:: WHAT IS ASKED ::
Give every line back verbatim, dropping all images.

▬▬▬

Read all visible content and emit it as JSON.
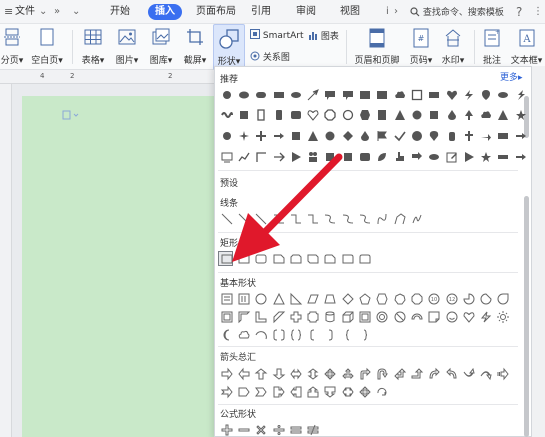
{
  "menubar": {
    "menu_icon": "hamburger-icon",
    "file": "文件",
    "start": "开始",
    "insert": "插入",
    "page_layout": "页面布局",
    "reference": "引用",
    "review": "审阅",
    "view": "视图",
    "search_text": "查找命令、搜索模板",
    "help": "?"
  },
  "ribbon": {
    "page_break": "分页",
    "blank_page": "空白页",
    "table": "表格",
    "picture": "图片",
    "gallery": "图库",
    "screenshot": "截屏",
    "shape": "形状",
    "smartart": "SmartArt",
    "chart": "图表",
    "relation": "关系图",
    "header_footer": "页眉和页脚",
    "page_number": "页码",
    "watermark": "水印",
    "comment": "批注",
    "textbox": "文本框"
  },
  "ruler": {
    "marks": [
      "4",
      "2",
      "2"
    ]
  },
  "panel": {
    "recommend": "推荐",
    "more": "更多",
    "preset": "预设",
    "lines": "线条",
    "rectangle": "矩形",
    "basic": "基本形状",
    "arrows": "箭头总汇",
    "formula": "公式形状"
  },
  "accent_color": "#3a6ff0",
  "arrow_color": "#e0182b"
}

▬▬▬

:: SOLVED EXERCISE ::
Read all visible content and emit it as JSON.
{
  "menubar": {
    "menu_icon": "hamburger-icon",
    "file": "文件",
    "start": "开始",
    "insert": "插入",
    "page_layout": "页面布局",
    "reference": "引用",
    "review": "审阅",
    "view": "视图",
    "search_text": "查找命令、搜索模板",
    "help": "?"
  },
  "ribbon": {
    "page_break": "分页",
    "blank_page": "空白页",
    "table": "表格",
    "picture": "图片",
    "gallery": "图库",
    "screenshot": "截屏",
    "shape": "形状",
    "smartart": "SmartArt",
    "chart": "图表",
    "relation": "关系图",
    "header_footer": "页眉和页脚",
    "page_number": "页码",
    "watermark": "水印",
    "comment": "批注",
    "textbox": "文本框"
  },
  "ruler": {
    "marks": [
      "4",
      "2",
      "2"
    ]
  },
  "panel": {
    "recommend": "推荐",
    "more": "更多",
    "preset": "预设",
    "lines": "线条",
    "rectangle": "矩形",
    "basic": "基本形状",
    "arrows": "箭头总汇",
    "formula": "公式形状"
  },
  "accent_color": "#3a6ff0",
  "arrow_color": "#e0182b"
}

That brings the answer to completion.